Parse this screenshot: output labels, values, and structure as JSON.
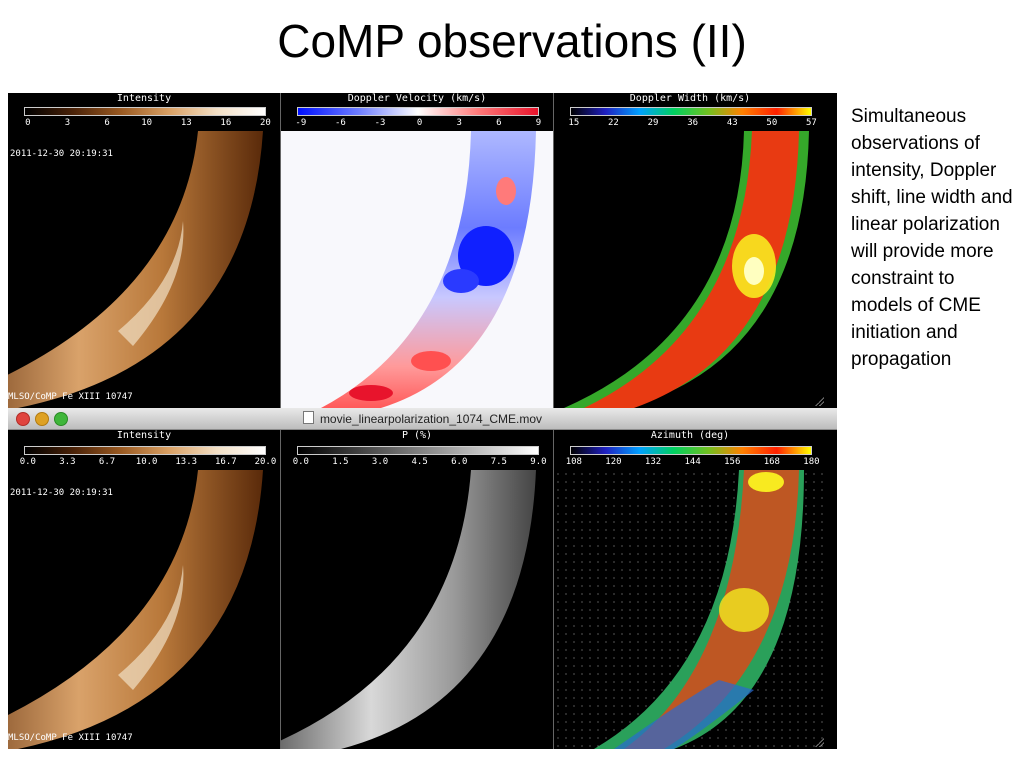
{
  "slide": {
    "title": "CoMP observations (II)",
    "side_text": "Simultaneous observations of intensity, Doppler shift, line width and linear polarization will provide more constraint to models of CME initiation and propagation"
  },
  "top_window": {
    "timestamp": "2011-12-30 20:19:31",
    "instrument": "MLSO/CoMP Fe XIII 10747",
    "panels": [
      {
        "title": "Intensity",
        "ticks": [
          "0",
          "3",
          "6",
          "10",
          "13",
          "16",
          "20"
        ],
        "colormap": "copper"
      },
      {
        "title": "Doppler Velocity (km/s)",
        "ticks": [
          "-9",
          "-6",
          "-3",
          "0",
          "3",
          "6",
          "9"
        ],
        "colormap": "blue-white-red"
      },
      {
        "title": "Doppler Width (km/s)",
        "ticks": [
          "15",
          "22",
          "29",
          "36",
          "43",
          "50",
          "57"
        ],
        "colormap": "rainbow"
      }
    ]
  },
  "bottom_window": {
    "window_title": "movie_linearpolarization_1074_CME.mov",
    "timestamp": "2011-12-30 20:19:31",
    "instrument": "MLSO/CoMP Fe XIII 10747",
    "panels": [
      {
        "title": "Intensity",
        "ticks": [
          "0.0",
          "3.3",
          "6.7",
          "10.0",
          "13.3",
          "16.7",
          "20.0"
        ],
        "colormap": "copper"
      },
      {
        "title": "P (%)",
        "ticks": [
          "0.0",
          "1.5",
          "3.0",
          "4.5",
          "6.0",
          "7.5",
          "9.0"
        ],
        "colormap": "grayscale"
      },
      {
        "title": "Azimuth (deg)",
        "ticks": [
          "108",
          "120",
          "132",
          "144",
          "156",
          "168",
          "180"
        ],
        "colormap": "rainbow"
      }
    ]
  },
  "colors": {
    "copper_bright": "#f3e0c6",
    "doppler_blue": "#1020ff",
    "doppler_red": "#e8142c",
    "width_red": "#e83a12",
    "width_green": "#35a82a",
    "width_yellow": "#f8ea20"
  }
}
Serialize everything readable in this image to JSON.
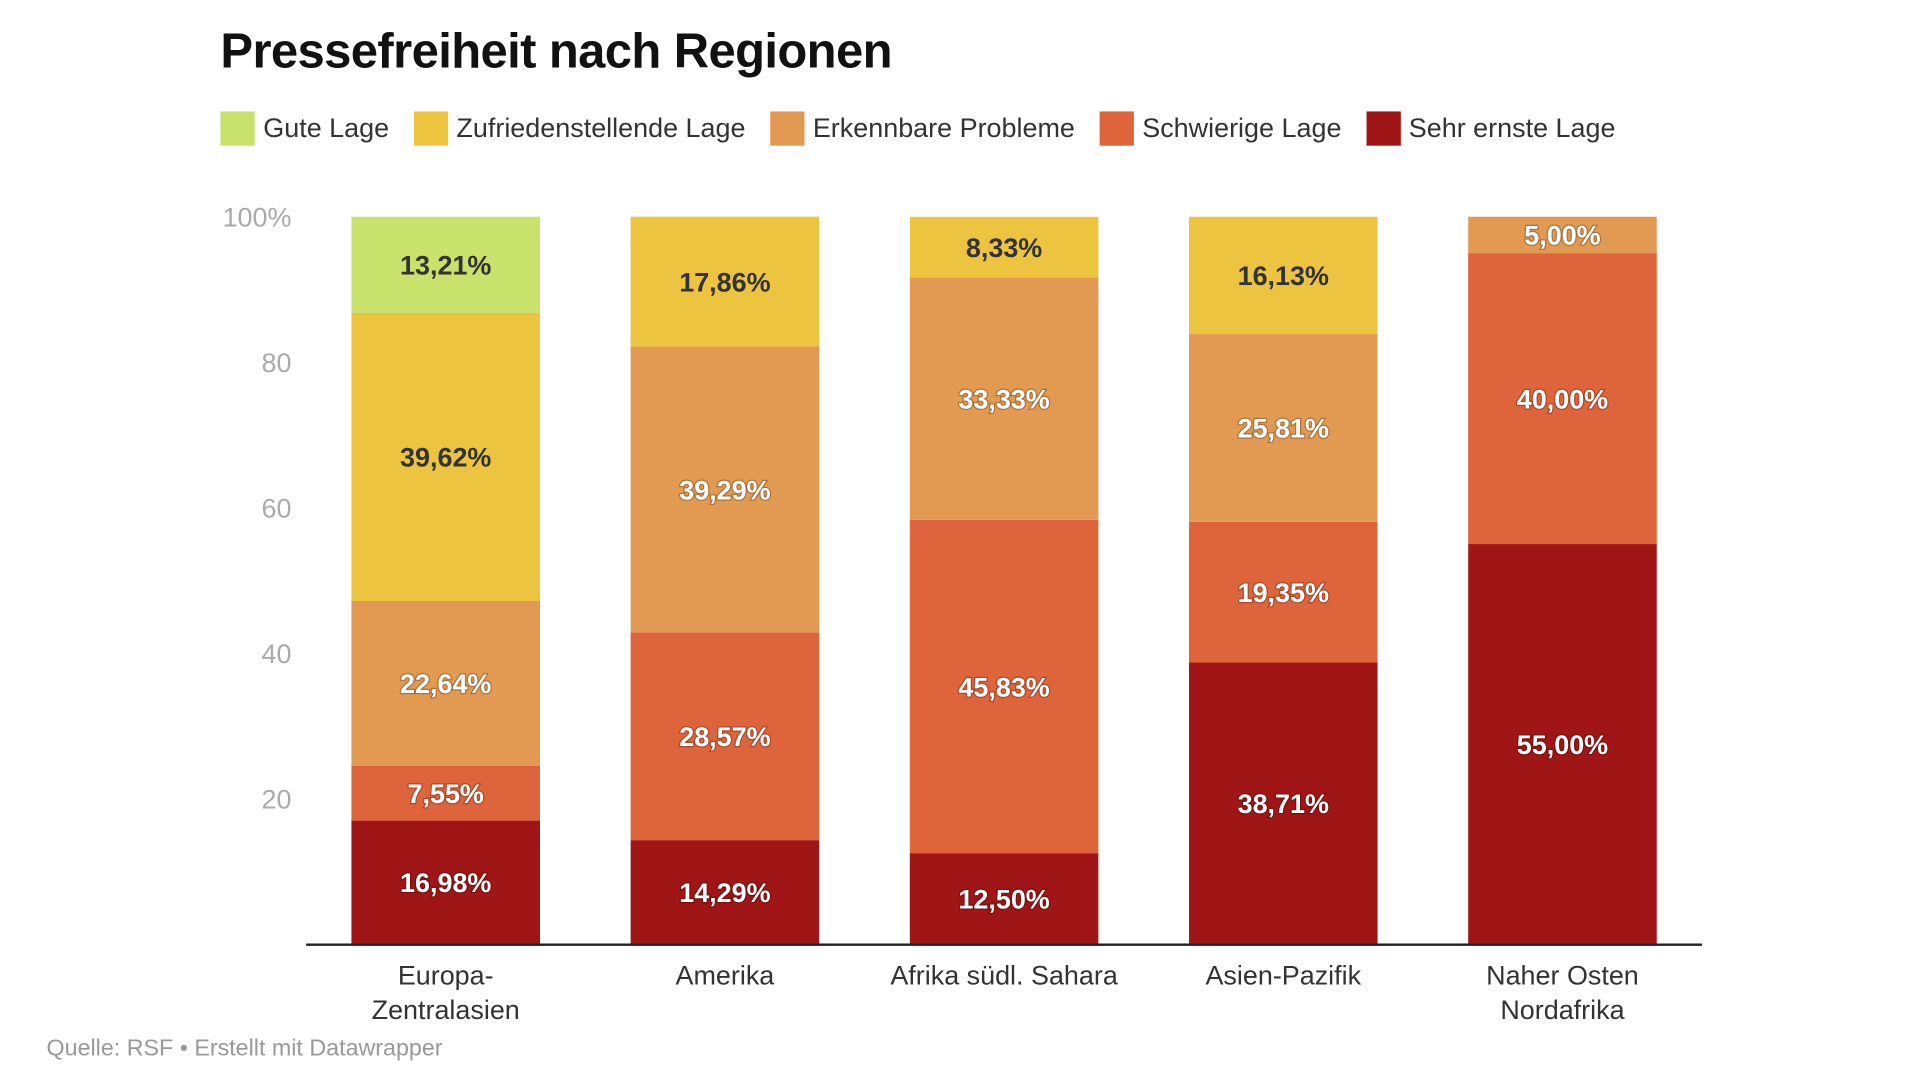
{
  "title": "Pressefreiheit nach Regionen",
  "source": "Quelle: RSF • Erstellt mit Datawrapper",
  "chart_data": {
    "type": "bar",
    "stacked": true,
    "title": "Pressefreiheit nach Regionen",
    "categories": [
      [
        "Europa-",
        "Zentralasien"
      ],
      [
        "Amerika"
      ],
      [
        "Afrika südl. Sahara"
      ],
      [
        "Asien-Pazifik"
      ],
      [
        "Naher Osten",
        "Nordafrika"
      ]
    ],
    "ylim": [
      0,
      100
    ],
    "yticks": [
      20,
      40,
      60,
      80,
      100
    ],
    "ytick_labels": [
      "20",
      "40",
      "60",
      "80",
      "100%"
    ],
    "legend_position": "top-left",
    "grid": false,
    "series": [
      {
        "name": "Gute Lage",
        "color": "#c8e26b",
        "label_color": "#333333",
        "values": [
          13.21,
          0,
          0,
          0,
          0
        ],
        "labels": [
          "13,21%",
          "",
          "",
          "",
          ""
        ]
      },
      {
        "name": "Zufriedenstellende Lage",
        "color": "#ecc43f",
        "label_color": "#333333",
        "values": [
          39.62,
          17.86,
          8.33,
          16.13,
          0
        ],
        "labels": [
          "39,62%",
          "17,86%",
          "8,33%",
          "16,13%",
          ""
        ]
      },
      {
        "name": "Erkennbare Probleme",
        "color": "#e29a52",
        "label_color": "#ffffff",
        "values": [
          22.64,
          39.29,
          33.33,
          25.81,
          5.0
        ],
        "labels": [
          "22,64%",
          "39,29%",
          "33,33%",
          "25,81%",
          "5,00%"
        ]
      },
      {
        "name": "Schwierige Lage",
        "color": "#de643b",
        "label_color": "#ffffff",
        "values": [
          7.55,
          28.57,
          45.83,
          19.35,
          40.0
        ],
        "labels": [
          "7,55%",
          "28,57%",
          "45,83%",
          "19,35%",
          "40,00%"
        ]
      },
      {
        "name": "Sehr ernste Lage",
        "color": "#a01616",
        "label_color": "#ffffff",
        "values": [
          16.98,
          14.29,
          12.5,
          38.71,
          55.0
        ],
        "labels": [
          "16,98%",
          "14,29%",
          "12,50%",
          "38,71%",
          "55,00%"
        ]
      }
    ]
  }
}
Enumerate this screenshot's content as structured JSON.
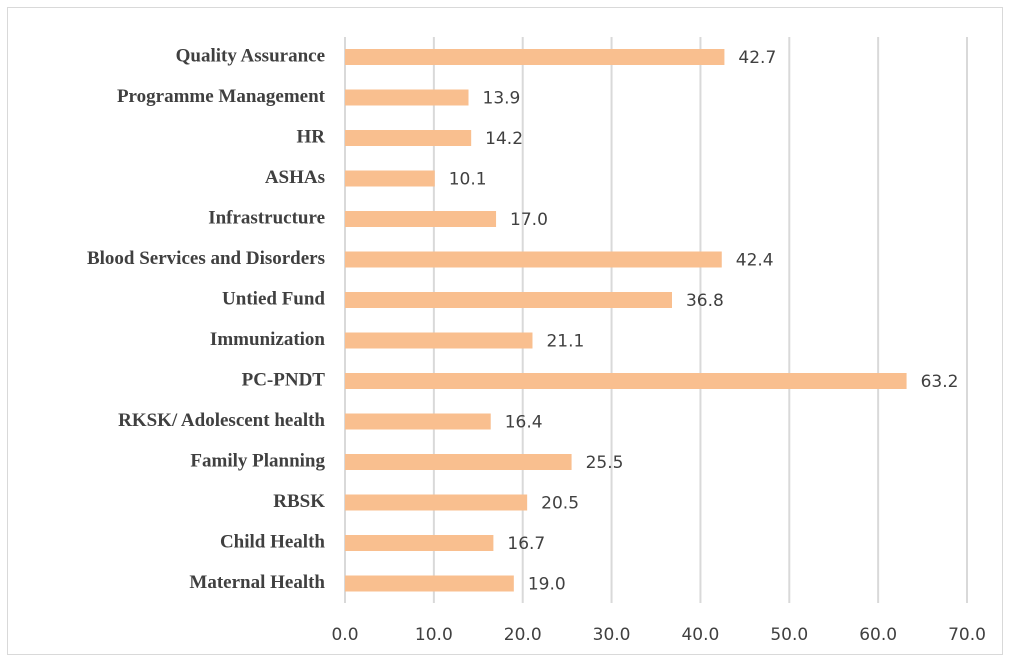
{
  "chart_data": {
    "type": "hbar",
    "categories": [
      "Quality Assurance",
      "Programme Management",
      "HR",
      "ASHAs",
      "Infrastructure",
      "Blood Services and Disorders",
      "Untied Fund",
      "Immunization",
      "PC-PNDT",
      "RKSK/ Adolescent health",
      "Family Planning",
      "RBSK",
      "Child Health",
      "Maternal Health"
    ],
    "values": [
      42.7,
      13.9,
      14.2,
      10.1,
      17,
      42.4,
      36.8,
      21.1,
      63.2,
      16.4,
      25.5,
      20.5,
      16.7,
      19
    ],
    "value_labels": [
      "42.7",
      "13.9",
      "14.2",
      "10.1",
      "17.0",
      "42.4",
      "36.8",
      "21.1",
      "63.2",
      "16.4",
      "25.5",
      "20.5",
      "16.7",
      "19.0"
    ],
    "color": "#f9bf8f",
    "xlim": [
      0,
      70
    ],
    "xticks": [
      {
        "value": 0,
        "label": "0.0"
      },
      {
        "value": 10,
        "label": "10.0"
      },
      {
        "value": 20,
        "label": "20.0"
      },
      {
        "value": 30,
        "label": "30.0"
      },
      {
        "value": 40,
        "label": "40.0"
      },
      {
        "value": 50,
        "label": "50.0"
      },
      {
        "value": 60,
        "label": "60.0"
      },
      {
        "value": 70,
        "label": "70.0"
      }
    ],
    "grid": true
  }
}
++++++++++++++++++++
*Written problem:*
Return each line from the material above exactly, but not the pictures.

*Task result:*
Parse this screenshot: output labels, values, and structure as JSON.
{
  "slide": {
    "title": "CoMP observations (II)",
    "side_text": "Simultaneous observations of intensity, Doppler shift, line width and linear polarization will provide more constraint to models of CME initiation and propagation"
  },
  "top_window": {
    "timestamp": "2011-12-30 20:19:31",
    "instrument": "MLSO/CoMP Fe XIII 10747",
    "panels": [
      {
        "title": "Intensity",
        "ticks": [
          "0",
          "3",
          "6",
          "10",
          "13",
          "16",
          "20"
        ],
        "colormap": "copper"
      },
      {
        "title": "Doppler Velocity (km/s)",
        "ticks": [
          "-9",
          "-6",
          "-3",
          "0",
          "3",
          "6",
          "9"
        ],
        "colormap": "blue-white-red"
      },
      {
        "title": "Doppler Width (km/s)",
        "ticks": [
          "15",
          "22",
          "29",
          "36",
          "43",
          "50",
          "57"
        ],
        "colormap": "rainbow"
      }
    ]
  },
  "bottom_window": {
    "window_title": "movie_linearpolarization_1074_CME.mov",
    "timestamp": "2011-12-30 20:19:31",
    "instrument": "MLSO/CoMP Fe XIII 10747",
    "panels": [
      {
        "title": "Intensity",
        "ticks": [
          "0.0",
          "3.3",
          "6.7",
          "10.0",
          "13.3",
          "16.7",
          "20.0"
        ],
        "colormap": "copper"
      },
      {
        "title": "P (%)",
        "ticks": [
          "0.0",
          "1.5",
          "3.0",
          "4.5",
          "6.0",
          "7.5",
          "9.0"
        ],
        "colormap": "grayscale"
      },
      {
        "title": "Azimuth (deg)",
        "ticks": [
          "108",
          "120",
          "132",
          "144",
          "156",
          "168",
          "180"
        ],
        "colormap": "rainbow"
      }
    ]
  },
  "colors": {
    "copper_bright": "#f3e0c6",
    "doppler_blue": "#1020ff",
    "doppler_red": "#e8142c",
    "width_red": "#e83a12",
    "width_green": "#35a82a",
    "width_yellow": "#f8ea20"
  }
}
Serialize everything readable in this image to JSON.
{
  "title": "Pressefreiheit nach Regionen",
  "source": "Quelle: RSF • Erstellt mit Datawrapper",
  "chart_data": {
    "type": "bar",
    "stacked": true,
    "title": "Pressefreiheit nach Regionen",
    "categories": [
      [
        "Europa-",
        "Zentralasien"
      ],
      [
        "Amerika"
      ],
      [
        "Afrika südl. Sahara"
      ],
      [
        "Asien-Pazifik"
      ],
      [
        "Naher Osten",
        "Nordafrika"
      ]
    ],
    "ylim": [
      0,
      100
    ],
    "yticks": [
      20,
      40,
      60,
      80,
      100
    ],
    "ytick_labels": [
      "20",
      "40",
      "60",
      "80",
      "100%"
    ],
    "legend_position": "top-left",
    "grid": false,
    "series": [
      {
        "name": "Gute Lage",
        "color": "#c8e26b",
        "label_color": "#333333",
        "values": [
          13.21,
          0,
          0,
          0,
          0
        ],
        "labels": [
          "13,21%",
          "",
          "",
          "",
          ""
        ]
      },
      {
        "name": "Zufriedenstellende Lage",
        "color": "#ecc43f",
        "label_color": "#333333",
        "values": [
          39.62,
          17.86,
          8.33,
          16.13,
          0
        ],
        "labels": [
          "39,62%",
          "17,86%",
          "8,33%",
          "16,13%",
          ""
        ]
      },
      {
        "name": "Erkennbare Probleme",
        "color": "#e29a52",
        "label_color": "#ffffff",
        "values": [
          22.64,
          39.29,
          33.33,
          25.81,
          5.0
        ],
        "labels": [
          "22,64%",
          "39,29%",
          "33,33%",
          "25,81%",
          "5,00%"
        ]
      },
      {
        "name": "Schwierige Lage",
        "color": "#de643b",
        "label_color": "#ffffff",
        "values": [
          7.55,
          28.57,
          45.83,
          19.35,
          40.0
        ],
        "labels": [
          "7,55%",
          "28,57%",
          "45,83%",
          "19,35%",
          "40,00%"
        ]
      },
      {
        "name": "Sehr ernste Lage",
        "color": "#a01616",
        "label_color": "#ffffff",
        "values": [
          16.98,
          14.29,
          12.5,
          38.71,
          55.0
        ],
        "labels": [
          "16,98%",
          "14,29%",
          "12,50%",
          "38,71%",
          "55,00%"
        ]
      }
    ]
  }
}
Enumerate this screenshot's content as structured JSON.
{
  "chart_data": {
    "type": "hbar",
    "categories": [
      "Quality Assurance",
      "Programme Management",
      "HR",
      "ASHAs",
      "Infrastructure",
      "Blood Services and Disorders",
      "Untied Fund",
      "Immunization",
      "PC-PNDT",
      "RKSK/ Adolescent health",
      "Family Planning",
      "RBSK",
      "Child Health",
      "Maternal Health"
    ],
    "values": [
      42.7,
      13.9,
      14.2,
      10.1,
      17,
      42.4,
      36.8,
      21.1,
      63.2,
      16.4,
      25.5,
      20.5,
      16.7,
      19
    ],
    "value_labels": [
      "42.7",
      "13.9",
      "14.2",
      "10.1",
      "17.0",
      "42.4",
      "36.8",
      "21.1",
      "63.2",
      "16.4",
      "25.5",
      "20.5",
      "16.7",
      "19.0"
    ],
    "color": "#f9bf8f",
    "xlim": [
      0,
      70
    ],
    "xticks": [
      {
        "value": 0,
        "label": "0.0"
      },
      {
        "value": 10,
        "label": "10.0"
      },
      {
        "value": 20,
        "label": "20.0"
      },
      {
        "value": 30,
        "label": "30.0"
      },
      {
        "value": 40,
        "label": "40.0"
      },
      {
        "value": 50,
        "label": "50.0"
      },
      {
        "value": 60,
        "label": "60.0"
      },
      {
        "value": 70,
        "label": "70.0"
      }
    ],
    "grid": true
  }
}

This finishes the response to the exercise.